§ SET EXERCISE: Copy all records verbatim.

Figure data in JSON:
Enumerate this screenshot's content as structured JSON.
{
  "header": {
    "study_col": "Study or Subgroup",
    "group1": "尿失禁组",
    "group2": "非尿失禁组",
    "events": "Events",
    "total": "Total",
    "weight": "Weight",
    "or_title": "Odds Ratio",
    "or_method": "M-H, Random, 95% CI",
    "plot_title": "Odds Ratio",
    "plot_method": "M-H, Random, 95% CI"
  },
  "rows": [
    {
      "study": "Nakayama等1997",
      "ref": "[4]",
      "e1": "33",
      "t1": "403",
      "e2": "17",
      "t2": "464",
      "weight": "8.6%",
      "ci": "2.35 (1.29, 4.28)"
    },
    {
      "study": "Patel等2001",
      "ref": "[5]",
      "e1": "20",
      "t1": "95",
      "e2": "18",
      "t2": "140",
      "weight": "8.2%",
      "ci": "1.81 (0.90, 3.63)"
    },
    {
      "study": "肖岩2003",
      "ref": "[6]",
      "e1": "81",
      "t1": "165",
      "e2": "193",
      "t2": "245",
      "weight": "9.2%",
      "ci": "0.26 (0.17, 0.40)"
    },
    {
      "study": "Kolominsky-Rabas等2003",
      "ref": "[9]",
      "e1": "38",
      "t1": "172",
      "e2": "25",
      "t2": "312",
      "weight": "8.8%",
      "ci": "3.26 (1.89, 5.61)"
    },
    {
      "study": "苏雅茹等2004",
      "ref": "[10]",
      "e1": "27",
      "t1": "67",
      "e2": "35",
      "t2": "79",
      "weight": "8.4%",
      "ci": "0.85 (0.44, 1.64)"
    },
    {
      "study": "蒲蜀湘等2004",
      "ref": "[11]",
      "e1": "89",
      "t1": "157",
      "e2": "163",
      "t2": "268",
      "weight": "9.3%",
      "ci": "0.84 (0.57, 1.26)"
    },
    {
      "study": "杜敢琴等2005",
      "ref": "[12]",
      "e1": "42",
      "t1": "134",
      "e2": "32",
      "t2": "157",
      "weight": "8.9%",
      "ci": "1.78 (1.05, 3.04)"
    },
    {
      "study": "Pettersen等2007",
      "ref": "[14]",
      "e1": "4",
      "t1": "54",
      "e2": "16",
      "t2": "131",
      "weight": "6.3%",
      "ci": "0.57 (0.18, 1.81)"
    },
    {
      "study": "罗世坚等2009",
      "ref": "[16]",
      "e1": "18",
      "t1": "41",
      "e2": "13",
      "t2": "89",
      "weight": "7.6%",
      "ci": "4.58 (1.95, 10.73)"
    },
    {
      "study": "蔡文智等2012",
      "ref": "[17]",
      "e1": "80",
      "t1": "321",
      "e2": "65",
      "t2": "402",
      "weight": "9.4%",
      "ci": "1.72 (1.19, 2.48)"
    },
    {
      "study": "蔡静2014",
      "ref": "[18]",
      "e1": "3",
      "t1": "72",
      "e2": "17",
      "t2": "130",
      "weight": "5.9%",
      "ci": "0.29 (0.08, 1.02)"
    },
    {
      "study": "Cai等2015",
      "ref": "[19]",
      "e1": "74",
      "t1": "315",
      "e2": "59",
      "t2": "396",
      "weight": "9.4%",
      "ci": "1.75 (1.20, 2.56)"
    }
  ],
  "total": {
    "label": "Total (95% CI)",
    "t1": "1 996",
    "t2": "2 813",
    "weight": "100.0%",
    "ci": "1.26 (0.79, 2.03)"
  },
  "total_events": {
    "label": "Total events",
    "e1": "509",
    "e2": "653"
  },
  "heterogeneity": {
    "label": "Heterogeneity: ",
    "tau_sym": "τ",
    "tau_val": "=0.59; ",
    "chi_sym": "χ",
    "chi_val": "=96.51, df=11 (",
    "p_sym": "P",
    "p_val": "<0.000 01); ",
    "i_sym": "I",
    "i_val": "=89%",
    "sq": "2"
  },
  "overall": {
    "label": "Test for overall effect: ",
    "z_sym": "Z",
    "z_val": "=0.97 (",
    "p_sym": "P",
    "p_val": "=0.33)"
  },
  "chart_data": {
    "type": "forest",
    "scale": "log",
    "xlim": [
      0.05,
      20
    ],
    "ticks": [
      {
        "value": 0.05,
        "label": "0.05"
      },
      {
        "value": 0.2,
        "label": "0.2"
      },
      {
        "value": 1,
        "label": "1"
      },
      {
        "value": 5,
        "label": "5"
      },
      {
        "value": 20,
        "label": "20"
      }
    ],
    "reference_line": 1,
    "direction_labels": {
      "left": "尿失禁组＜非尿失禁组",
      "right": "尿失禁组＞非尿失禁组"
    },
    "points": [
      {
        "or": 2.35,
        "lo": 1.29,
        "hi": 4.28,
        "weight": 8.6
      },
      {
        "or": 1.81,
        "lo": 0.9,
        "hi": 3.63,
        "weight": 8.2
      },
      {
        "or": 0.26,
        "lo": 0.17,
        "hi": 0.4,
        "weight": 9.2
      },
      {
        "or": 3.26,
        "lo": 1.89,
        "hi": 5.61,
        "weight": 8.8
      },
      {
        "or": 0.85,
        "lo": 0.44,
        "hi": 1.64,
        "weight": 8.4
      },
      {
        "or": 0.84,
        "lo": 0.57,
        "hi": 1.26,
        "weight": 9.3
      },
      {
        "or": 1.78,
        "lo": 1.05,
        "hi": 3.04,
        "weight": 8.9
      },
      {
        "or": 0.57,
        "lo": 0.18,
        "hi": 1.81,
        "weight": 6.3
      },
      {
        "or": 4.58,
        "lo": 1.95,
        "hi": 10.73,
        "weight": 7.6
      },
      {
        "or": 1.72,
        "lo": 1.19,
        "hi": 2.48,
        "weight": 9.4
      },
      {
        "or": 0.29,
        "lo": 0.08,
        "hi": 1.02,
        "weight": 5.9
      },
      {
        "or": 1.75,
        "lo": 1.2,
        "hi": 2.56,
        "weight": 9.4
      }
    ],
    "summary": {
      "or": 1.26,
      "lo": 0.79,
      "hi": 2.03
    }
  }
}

§ FINAL RESULT:
Enumerate this screenshot's content as structured JSON.
{
  "header": {
    "study_col": "Study or Subgroup",
    "group1": "尿失禁组",
    "group2": "非尿失禁组",
    "events": "Events",
    "total": "Total",
    "weight": "Weight",
    "or_title": "Odds Ratio",
    "or_method": "M-H, Random, 95% CI",
    "plot_title": "Odds Ratio",
    "plot_method": "M-H, Random, 95% CI"
  },
  "rows": [
    {
      "study": "Nakayama等1997",
      "ref": "[4]",
      "e1": "33",
      "t1": "403",
      "e2": "17",
      "t2": "464",
      "weight": "8.6%",
      "ci": "2.35 (1.29, 4.28)"
    },
    {
      "study": "Patel等2001",
      "ref": "[5]",
      "e1": "20",
      "t1": "95",
      "e2": "18",
      "t2": "140",
      "weight": "8.2%",
      "ci": "1.81 (0.90, 3.63)"
    },
    {
      "study": "肖岩2003",
      "ref": "[6]",
      "e1": "81",
      "t1": "165",
      "e2": "193",
      "t2": "245",
      "weight": "9.2%",
      "ci": "0.26 (0.17, 0.40)"
    },
    {
      "study": "Kolominsky-Rabas等2003",
      "ref": "[9]",
      "e1": "38",
      "t1": "172",
      "e2": "25",
      "t2": "312",
      "weight": "8.8%",
      "ci": "3.26 (1.89, 5.61)"
    },
    {
      "study": "苏雅茹等2004",
      "ref": "[10]",
      "e1": "27",
      "t1": "67",
      "e2": "35",
      "t2": "79",
      "weight": "8.4%",
      "ci": "0.85 (0.44, 1.64)"
    },
    {
      "study": "蒲蜀湘等2004",
      "ref": "[11]",
      "e1": "89",
      "t1": "157",
      "e2": "163",
      "t2": "268",
      "weight": "9.3%",
      "ci": "0.84 (0.57, 1.26)"
    },
    {
      "study": "杜敢琴等2005",
      "ref": "[12]",
      "e1": "42",
      "t1": "134",
      "e2": "32",
      "t2": "157",
      "weight": "8.9%",
      "ci": "1.78 (1.05, 3.04)"
    },
    {
      "study": "Pettersen等2007",
      "ref": "[14]",
      "e1": "4",
      "t1": "54",
      "e2": "16",
      "t2": "131",
      "weight": "6.3%",
      "ci": "0.57 (0.18, 1.81)"
    },
    {
      "study": "罗世坚等2009",
      "ref": "[16]",
      "e1": "18",
      "t1": "41",
      "e2": "13",
      "t2": "89",
      "weight": "7.6%",
      "ci": "4.58 (1.95, 10.73)"
    },
    {
      "study": "蔡文智等2012",
      "ref": "[17]",
      "e1": "80",
      "t1": "321",
      "e2": "65",
      "t2": "402",
      "weight": "9.4%",
      "ci": "1.72 (1.19, 2.48)"
    },
    {
      "study": "蔡静2014",
      "ref": "[18]",
      "e1": "3",
      "t1": "72",
      "e2": "17",
      "t2": "130",
      "weight": "5.9%",
      "ci": "0.29 (0.08, 1.02)"
    },
    {
      "study": "Cai等2015",
      "ref": "[19]",
      "e1": "74",
      "t1": "315",
      "e2": "59",
      "t2": "396",
      "weight": "9.4%",
      "ci": "1.75 (1.20, 2.56)"
    }
  ],
  "total": {
    "label": "Total (95% CI)",
    "t1": "1 996",
    "t2": "2 813",
    "weight": "100.0%",
    "ci": "1.26 (0.79, 2.03)"
  },
  "total_events": {
    "label": "Total events",
    "e1": "509",
    "e2": "653"
  },
  "heterogeneity": {
    "label": "Heterogeneity: ",
    "tau_sym": "τ",
    "tau_val": "=0.59; ",
    "chi_sym": "χ",
    "chi_val": "=96.51, df=11 (",
    "p_sym": "P",
    "p_val": "<0.000 01); ",
    "i_sym": "I",
    "i_val": "=89%",
    "sq": "2"
  },
  "overall": {
    "label": "Test for overall effect: ",
    "z_sym": "Z",
    "z_val": "=0.97 (",
    "p_sym": "P",
    "p_val": "=0.33)"
  },
  "chart_data": {
    "type": "forest",
    "scale": "log",
    "xlim": [
      0.05,
      20
    ],
    "ticks": [
      {
        "value": 0.05,
        "label": "0.05"
      },
      {
        "value": 0.2,
        "label": "0.2"
      },
      {
        "value": 1,
        "label": "1"
      },
      {
        "value": 5,
        "label": "5"
      },
      {
        "value": 20,
        "label": "20"
      }
    ],
    "reference_line": 1,
    "direction_labels": {
      "left": "尿失禁组＜非尿失禁组",
      "right": "尿失禁组＞非尿失禁组"
    },
    "points": [
      {
        "or": 2.35,
        "lo": 1.29,
        "hi": 4.28,
        "weight": 8.6
      },
      {
        "or": 1.81,
        "lo": 0.9,
        "hi": 3.63,
        "weight": 8.2
      },
      {
        "or": 0.26,
        "lo": 0.17,
        "hi": 0.4,
        "weight": 9.2
      },
      {
        "or": 3.26,
        "lo": 1.89,
        "hi": 5.61,
        "weight": 8.8
      },
      {
        "or": 0.85,
        "lo": 0.44,
        "hi": 1.64,
        "weight": 8.4
      },
      {
        "or": 0.84,
        "lo": 0.57,
        "hi": 1.26,
        "weight": 9.3
      },
      {
        "or": 1.78,
        "lo": 1.05,
        "hi": 3.04,
        "weight": 8.9
      },
      {
        "or": 0.57,
        "lo": 0.18,
        "hi": 1.81,
        "weight": 6.3
      },
      {
        "or": 4.58,
        "lo": 1.95,
        "hi": 10.73,
        "weight": 7.6
      },
      {
        "or": 1.72,
        "lo": 1.19,
        "hi": 2.48,
        "weight": 9.4
      },
      {
        "or": 0.29,
        "lo": 0.08,
        "hi": 1.02,
        "weight": 5.9
      },
      {
        "or": 1.75,
        "lo": 1.2,
        "hi": 2.56,
        "weight": 9.4
      }
    ],
    "summary": {
      "or": 1.26,
      "lo": 0.79,
      "hi": 2.03
    }
  }
}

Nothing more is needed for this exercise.